Collected data entries:
-=-=-=-=-

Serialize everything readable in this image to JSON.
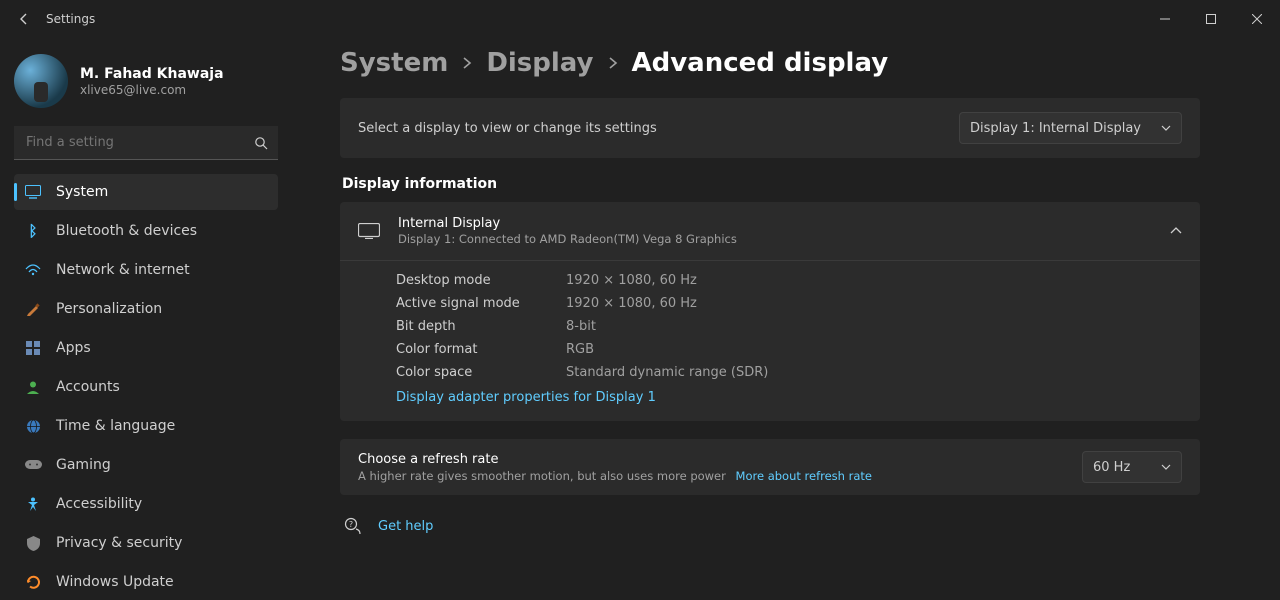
{
  "window": {
    "title": "Settings"
  },
  "profile": {
    "name": "M. Fahad Khawaja",
    "email": "xlive65@live.com"
  },
  "search": {
    "placeholder": "Find a setting"
  },
  "nav": {
    "items": [
      {
        "icon": "system-icon",
        "label": "System",
        "selected": true
      },
      {
        "icon": "bluetooth-icon",
        "label": "Bluetooth & devices"
      },
      {
        "icon": "network-icon",
        "label": "Network & internet"
      },
      {
        "icon": "personalization-icon",
        "label": "Personalization"
      },
      {
        "icon": "apps-icon",
        "label": "Apps"
      },
      {
        "icon": "accounts-icon",
        "label": "Accounts"
      },
      {
        "icon": "time-icon",
        "label": "Time & language"
      },
      {
        "icon": "gaming-icon",
        "label": "Gaming"
      },
      {
        "icon": "accessibility-icon",
        "label": "Accessibility"
      },
      {
        "icon": "privacy-icon",
        "label": "Privacy & security"
      },
      {
        "icon": "update-icon",
        "label": "Windows Update"
      }
    ]
  },
  "breadcrumb": {
    "a": "System",
    "b": "Display",
    "c": "Advanced display"
  },
  "select_panel": {
    "label": "Select a display to view or change its settings",
    "value": "Display 1: Internal Display"
  },
  "info": {
    "section_title": "Display information",
    "title": "Internal Display",
    "subtitle": "Display 1: Connected to AMD Radeon(TM) Vega 8 Graphics",
    "rows": [
      {
        "k": "Desktop mode",
        "v": "1920 × 1080, 60 Hz"
      },
      {
        "k": "Active signal mode",
        "v": "1920 × 1080, 60 Hz"
      },
      {
        "k": "Bit depth",
        "v": "8-bit"
      },
      {
        "k": "Color format",
        "v": "RGB"
      },
      {
        "k": "Color space",
        "v": "Standard dynamic range (SDR)"
      }
    ],
    "link": "Display adapter properties for Display 1"
  },
  "refresh": {
    "title": "Choose a refresh rate",
    "subtitle": "A higher rate gives smoother motion, but also uses more power",
    "link": "More about refresh rate",
    "value": "60 Hz"
  },
  "help": {
    "label": "Get help"
  },
  "icons": {
    "system": "🖥️",
    "bluetooth": "ᛒ",
    "network": "📶",
    "personalization": "🖌️",
    "apps": "🔲",
    "accounts": "👤",
    "time": "🌐",
    "gaming": "🎮",
    "accessibility": "♿",
    "privacy": "🛡️",
    "update": "🔄"
  }
}
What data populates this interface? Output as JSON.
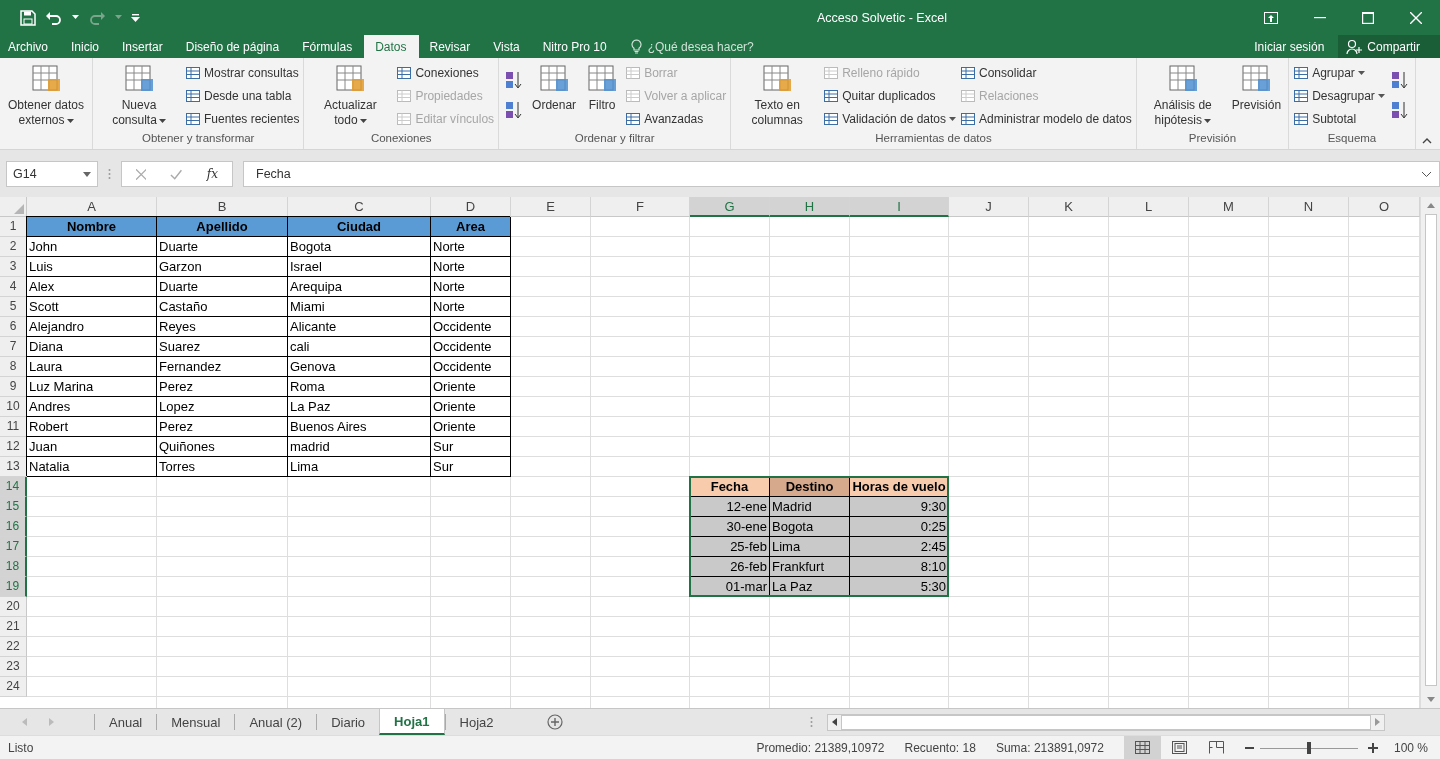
{
  "window": {
    "title": "Acceso Solvetic - Excel"
  },
  "ribbon_tabs": [
    {
      "label": "Archivo",
      "selected": false
    },
    {
      "label": "Inicio",
      "selected": false
    },
    {
      "label": "Insertar",
      "selected": false
    },
    {
      "label": "Diseño de página",
      "selected": false
    },
    {
      "label": "Fórmulas",
      "selected": false
    },
    {
      "label": "Datos",
      "selected": true
    },
    {
      "label": "Revisar",
      "selected": false
    },
    {
      "label": "Vista",
      "selected": false
    },
    {
      "label": "Nitro Pro 10",
      "selected": false
    }
  ],
  "tell_me": {
    "placeholder": "¿Qué desea hacer?"
  },
  "account": {
    "sign_in": "Iniciar sesión",
    "share": "Compartir"
  },
  "ribbon_groups": [
    {
      "columns": [
        {
          "kind": "large",
          "label": "Obtener datos externos",
          "dropdown": true,
          "disabled": false
        }
      ]
    },
    {
      "label": "Obtener y transformar",
      "columns": [
        {
          "kind": "large",
          "label": "Nueva consulta",
          "dropdown": true,
          "disabled": false
        },
        {
          "kind": "stack",
          "items": [
            {
              "label": "Mostrar consultas",
              "disabled": false,
              "dropdown": false
            },
            {
              "label": "Desde una tabla",
              "disabled": false,
              "dropdown": false
            },
            {
              "label": "Fuentes recientes",
              "disabled": false,
              "dropdown": false
            }
          ]
        }
      ]
    },
    {
      "label": "Conexiones",
      "columns": [
        {
          "kind": "large",
          "label": "Actualizar todo",
          "dropdown": true,
          "disabled": false
        },
        {
          "kind": "stack",
          "items": [
            {
              "label": "Conexiones",
              "disabled": false,
              "dropdown": false
            },
            {
              "label": "Propiedades",
              "disabled": true,
              "dropdown": false
            },
            {
              "label": "Editar vínculos",
              "disabled": true,
              "dropdown": false
            }
          ]
        }
      ]
    },
    {
      "label": "Ordenar y filtrar",
      "columns": [
        {
          "kind": "icons"
        },
        {
          "kind": "large",
          "label": "Ordenar",
          "dropdown": false,
          "disabled": false
        },
        {
          "kind": "large",
          "label": "Filtro",
          "dropdown": false,
          "disabled": false
        },
        {
          "kind": "stack",
          "items": [
            {
              "label": "Borrar",
              "disabled": true,
              "dropdown": false
            },
            {
              "label": "Volver a aplicar",
              "disabled": true,
              "dropdown": false
            },
            {
              "label": "Avanzadas",
              "disabled": false,
              "dropdown": false
            }
          ]
        }
      ]
    },
    {
      "label": "Herramientas de datos",
      "columns": [
        {
          "kind": "large",
          "label": "Texto en columnas",
          "dropdown": false,
          "disabled": false
        },
        {
          "kind": "stack",
          "items": [
            {
              "label": "Relleno rápido",
              "disabled": true,
              "dropdown": false
            },
            {
              "label": "Quitar duplicados",
              "disabled": false,
              "dropdown": false
            },
            {
              "label": "Validación de datos",
              "disabled": false,
              "dropdown": true
            }
          ]
        },
        {
          "kind": "stack",
          "items": [
            {
              "label": "Consolidar",
              "disabled": false,
              "dropdown": false
            },
            {
              "label": "Relaciones",
              "disabled": true,
              "dropdown": false
            },
            {
              "label": "Administrar modelo de datos",
              "disabled": false,
              "dropdown": false
            }
          ]
        }
      ]
    },
    {
      "label": "Previsión",
      "columns": [
        {
          "kind": "large",
          "label": "Análisis de hipótesis",
          "dropdown": true,
          "disabled": false
        },
        {
          "kind": "large",
          "label": "Previsión",
          "dropdown": false,
          "disabled": false
        }
      ]
    },
    {
      "label": "Esquema",
      "columns": [
        {
          "kind": "stack",
          "items": [
            {
              "label": "Agrupar",
              "disabled": false,
              "dropdown": true
            },
            {
              "label": "Desagrupar",
              "disabled": false,
              "dropdown": true
            },
            {
              "label": "Subtotal",
              "disabled": false,
              "dropdown": false
            }
          ]
        },
        {
          "kind": "icons"
        }
      ]
    }
  ],
  "formula_bar": {
    "name_box": "G14",
    "function_label": "fx",
    "value": "Fecha"
  },
  "sheet": {
    "columns": [
      {
        "label": "A",
        "selected": false
      },
      {
        "label": "B",
        "selected": false
      },
      {
        "label": "C",
        "selected": false
      },
      {
        "label": "D",
        "selected": false
      },
      {
        "label": "E",
        "selected": false
      },
      {
        "label": "F",
        "selected": false
      },
      {
        "label": "G",
        "selected": true
      },
      {
        "label": "H",
        "selected": true
      },
      {
        "label": "I",
        "selected": true
      },
      {
        "label": "J",
        "selected": false
      },
      {
        "label": "K",
        "selected": false
      },
      {
        "label": "L",
        "selected": false
      },
      {
        "label": "M",
        "selected": false
      },
      {
        "label": "N",
        "selected": false
      },
      {
        "label": "O",
        "selected": false
      }
    ],
    "rows": [
      {
        "number": "1",
        "selected": false,
        "cells": {
          "A": {
            "text": "Nombre",
            "kind": "header",
            "color": "#5b9bd5"
          },
          "B": {
            "text": "Apellido",
            "kind": "header",
            "color": "#5b9bd5"
          },
          "C": {
            "text": "Ciudad",
            "kind": "header",
            "color": "#5b9bd5"
          },
          "D": {
            "text": "Area",
            "kind": "header",
            "color": "#5b9bd5"
          }
        }
      },
      {
        "number": "2",
        "selected": false,
        "cells": {
          "A": {
            "text": "John",
            "kind": "text"
          },
          "B": {
            "text": "Duarte",
            "kind": "text"
          },
          "C": {
            "text": "Bogota",
            "kind": "text"
          },
          "D": {
            "text": "Norte",
            "kind": "text"
          }
        }
      },
      {
        "number": "3",
        "selected": false,
        "cells": {
          "A": {
            "text": "Luis",
            "kind": "text"
          },
          "B": {
            "text": "Garzon",
            "kind": "text"
          },
          "C": {
            "text": "Israel",
            "kind": "text"
          },
          "D": {
            "text": "Norte",
            "kind": "text"
          }
        }
      },
      {
        "number": "4",
        "selected": false,
        "cells": {
          "A": {
            "text": "Alex",
            "kind": "text"
          },
          "B": {
            "text": "Duarte",
            "kind": "text"
          },
          "C": {
            "text": "Arequipa",
            "kind": "text"
          },
          "D": {
            "text": "Norte",
            "kind": "text"
          }
        }
      },
      {
        "number": "5",
        "selected": false,
        "cells": {
          "A": {
            "text": "Scott",
            "kind": "text"
          },
          "B": {
            "text": "Castaño",
            "kind": "text"
          },
          "C": {
            "text": "Miami",
            "kind": "text"
          },
          "D": {
            "text": "Norte",
            "kind": "text"
          }
        }
      },
      {
        "number": "6",
        "selected": false,
        "cells": {
          "A": {
            "text": "Alejandro",
            "kind": "text"
          },
          "B": {
            "text": "Reyes",
            "kind": "text"
          },
          "C": {
            "text": "Alicante",
            "kind": "text"
          },
          "D": {
            "text": "Occidente",
            "kind": "text"
          }
        }
      },
      {
        "number": "7",
        "selected": false,
        "cells": {
          "A": {
            "text": "Diana",
            "kind": "text"
          },
          "B": {
            "text": "Suarez",
            "kind": "text"
          },
          "C": {
            "text": "cali",
            "kind": "text"
          },
          "D": {
            "text": "Occidente",
            "kind": "text"
          }
        }
      },
      {
        "number": "8",
        "selected": false,
        "cells": {
          "A": {
            "text": "Laura",
            "kind": "text"
          },
          "B": {
            "text": "Fernandez",
            "kind": "text"
          },
          "C": {
            "text": "Genova",
            "kind": "text"
          },
          "D": {
            "text": "Occidente",
            "kind": "text"
          }
        }
      },
      {
        "number": "9",
        "selected": false,
        "cells": {
          "A": {
            "text": "Luz Marina",
            "kind": "text"
          },
          "B": {
            "text": "Perez",
            "kind": "text"
          },
          "C": {
            "text": "Roma",
            "kind": "text"
          },
          "D": {
            "text": "Oriente",
            "kind": "text"
          }
        }
      },
      {
        "number": "10",
        "selected": false,
        "cells": {
          "A": {
            "text": "Andres",
            "kind": "text"
          },
          "B": {
            "text": "Lopez",
            "kind": "text"
          },
          "C": {
            "text": "La Paz",
            "kind": "text"
          },
          "D": {
            "text": "Oriente",
            "kind": "text"
          }
        }
      },
      {
        "number": "11",
        "selected": false,
        "cells": {
          "A": {
            "text": "Robert",
            "kind": "text"
          },
          "B": {
            "text": "Perez",
            "kind": "text"
          },
          "C": {
            "text": "Buenos Aires",
            "kind": "text"
          },
          "D": {
            "text": "Oriente",
            "kind": "text"
          }
        }
      },
      {
        "number": "12",
        "selected": false,
        "cells": {
          "A": {
            "text": "Juan",
            "kind": "text"
          },
          "B": {
            "text": "Quiñones",
            "kind": "text"
          },
          "C": {
            "text": "madrid",
            "kind": "text"
          },
          "D": {
            "text": "Sur",
            "kind": "text"
          }
        }
      },
      {
        "number": "13",
        "selected": false,
        "cells": {
          "A": {
            "text": "Natalia",
            "kind": "text"
          },
          "B": {
            "text": "Torres",
            "kind": "text"
          },
          "C": {
            "text": "Lima",
            "kind": "text"
          },
          "D": {
            "text": "Sur",
            "kind": "text"
          }
        }
      },
      {
        "number": "14",
        "selected": true,
        "cells": {
          "G": {
            "text": "Fecha",
            "kind": "header",
            "color": "#f8cbad"
          },
          "H": {
            "text": "Destino",
            "kind": "header",
            "color": "#d6a98c"
          },
          "I": {
            "text": "Horas de vuelo",
            "kind": "header",
            "color": "#f8cbad"
          }
        }
      },
      {
        "number": "15",
        "selected": true,
        "cells": {
          "G": {
            "text": "12-ene",
            "kind": "number",
            "color": "#c9c9c9"
          },
          "H": {
            "text": "Madrid",
            "kind": "text",
            "color": "#c9c9c9"
          },
          "I": {
            "text": "9:30",
            "kind": "number",
            "color": "#c9c9c9"
          }
        }
      },
      {
        "number": "16",
        "selected": true,
        "cells": {
          "G": {
            "text": "30-ene",
            "kind": "number",
            "color": "#c9c9c9"
          },
          "H": {
            "text": "Bogota",
            "kind": "text",
            "color": "#c9c9c9"
          },
          "I": {
            "text": "0:25",
            "kind": "number",
            "color": "#c9c9c9"
          }
        }
      },
      {
        "number": "17",
        "selected": true,
        "cells": {
          "G": {
            "text": "25-feb",
            "kind": "number",
            "color": "#c9c9c9"
          },
          "H": {
            "text": "Lima",
            "kind": "text",
            "color": "#c9c9c9"
          },
          "I": {
            "text": "2:45",
            "kind": "number",
            "color": "#c9c9c9"
          }
        }
      },
      {
        "number": "18",
        "selected": true,
        "cells": {
          "G": {
            "text": "26-feb",
            "kind": "number",
            "color": "#c9c9c9"
          },
          "H": {
            "text": "Frankfurt",
            "kind": "text",
            "color": "#c9c9c9"
          },
          "I": {
            "text": "8:10",
            "kind": "number",
            "color": "#c9c9c9"
          }
        }
      },
      {
        "number": "19",
        "selected": true,
        "cells": {
          "G": {
            "text": "01-mar",
            "kind": "number",
            "color": "#c9c9c9"
          },
          "H": {
            "text": "La Paz",
            "kind": "text",
            "color": "#c9c9c9"
          },
          "I": {
            "text": "5:30",
            "kind": "number",
            "color": "#c9c9c9"
          }
        }
      },
      {
        "number": "20",
        "selected": false
      },
      {
        "number": "21",
        "selected": false
      },
      {
        "number": "22",
        "selected": false
      },
      {
        "number": "23",
        "selected": false
      },
      {
        "number": "24",
        "selected": false
      }
    ]
  },
  "sheet_tabs": [
    {
      "label": "Anual",
      "selected": false
    },
    {
      "label": "Mensual",
      "selected": false
    },
    {
      "label": "Anual (2)",
      "selected": false
    },
    {
      "label": "Diario",
      "selected": false
    },
    {
      "label": "Hoja1",
      "selected": true
    },
    {
      "label": "Hoja2",
      "selected": false
    }
  ],
  "status_bar": {
    "state": "Listo",
    "stats": [
      "Promedio: 21389,10972",
      "Recuento: 18",
      "Suma: 213891,0972"
    ],
    "views": [
      {
        "selected": true
      },
      {
        "selected": false
      },
      {
        "selected": false
      }
    ],
    "zoom": {
      "level": 0.5,
      "label": "100 %"
    }
  }
}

-=-=-=-=-

— PROBLEM REQUIREMENTS —
Locate the lines above that hold the word "Obtener". Show every one of them.

— WRITTEN RESPONSE —
          "label": "Obtener datos externos",
      "label": "Obtener y transformar",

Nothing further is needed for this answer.